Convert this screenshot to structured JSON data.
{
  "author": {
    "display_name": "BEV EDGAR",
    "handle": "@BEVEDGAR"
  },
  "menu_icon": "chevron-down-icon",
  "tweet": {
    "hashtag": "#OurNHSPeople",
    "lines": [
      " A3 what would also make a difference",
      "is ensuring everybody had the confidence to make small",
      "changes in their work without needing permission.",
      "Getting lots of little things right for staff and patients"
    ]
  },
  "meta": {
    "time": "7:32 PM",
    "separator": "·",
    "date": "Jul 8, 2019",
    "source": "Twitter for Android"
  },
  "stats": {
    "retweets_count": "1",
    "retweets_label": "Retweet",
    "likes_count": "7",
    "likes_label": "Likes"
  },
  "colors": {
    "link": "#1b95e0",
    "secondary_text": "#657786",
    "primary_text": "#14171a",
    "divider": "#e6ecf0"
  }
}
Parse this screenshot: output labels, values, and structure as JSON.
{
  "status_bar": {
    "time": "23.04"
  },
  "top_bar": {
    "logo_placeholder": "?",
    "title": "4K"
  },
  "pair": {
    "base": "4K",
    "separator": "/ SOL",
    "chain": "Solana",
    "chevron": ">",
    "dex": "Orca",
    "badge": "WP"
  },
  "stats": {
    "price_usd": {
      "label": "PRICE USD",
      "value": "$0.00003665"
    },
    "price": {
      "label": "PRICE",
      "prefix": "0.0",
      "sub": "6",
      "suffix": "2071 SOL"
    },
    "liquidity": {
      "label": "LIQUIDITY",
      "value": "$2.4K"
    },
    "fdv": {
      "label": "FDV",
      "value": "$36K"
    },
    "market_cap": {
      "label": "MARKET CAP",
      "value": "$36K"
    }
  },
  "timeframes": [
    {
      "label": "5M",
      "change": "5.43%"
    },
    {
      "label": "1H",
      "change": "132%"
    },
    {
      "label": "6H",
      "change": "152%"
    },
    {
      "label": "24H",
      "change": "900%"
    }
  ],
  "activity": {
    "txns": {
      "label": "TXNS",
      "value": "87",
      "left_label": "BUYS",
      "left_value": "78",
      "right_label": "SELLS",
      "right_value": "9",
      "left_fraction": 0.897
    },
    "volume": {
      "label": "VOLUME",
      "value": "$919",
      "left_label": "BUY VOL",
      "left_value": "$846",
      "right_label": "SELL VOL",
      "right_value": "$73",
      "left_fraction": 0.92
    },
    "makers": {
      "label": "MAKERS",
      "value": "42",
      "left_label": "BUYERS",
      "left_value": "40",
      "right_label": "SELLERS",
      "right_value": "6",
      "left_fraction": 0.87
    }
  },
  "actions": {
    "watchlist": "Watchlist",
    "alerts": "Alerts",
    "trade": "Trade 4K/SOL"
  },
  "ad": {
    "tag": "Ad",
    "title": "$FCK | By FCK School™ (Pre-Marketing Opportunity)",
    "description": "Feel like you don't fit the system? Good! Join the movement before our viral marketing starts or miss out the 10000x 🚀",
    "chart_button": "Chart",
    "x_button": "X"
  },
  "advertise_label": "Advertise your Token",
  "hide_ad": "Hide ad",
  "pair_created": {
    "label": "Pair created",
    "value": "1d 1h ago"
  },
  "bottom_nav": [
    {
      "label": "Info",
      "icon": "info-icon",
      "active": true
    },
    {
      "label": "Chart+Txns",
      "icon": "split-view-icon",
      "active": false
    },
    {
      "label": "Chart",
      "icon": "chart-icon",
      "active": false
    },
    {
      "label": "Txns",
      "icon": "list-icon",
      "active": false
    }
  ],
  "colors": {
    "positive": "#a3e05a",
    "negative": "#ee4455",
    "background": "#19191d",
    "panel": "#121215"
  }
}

=====

→ Your task: For each line above that has the word "JSON", add one to a tally, and report the final tally alone.

→ Answer to this exercise: 2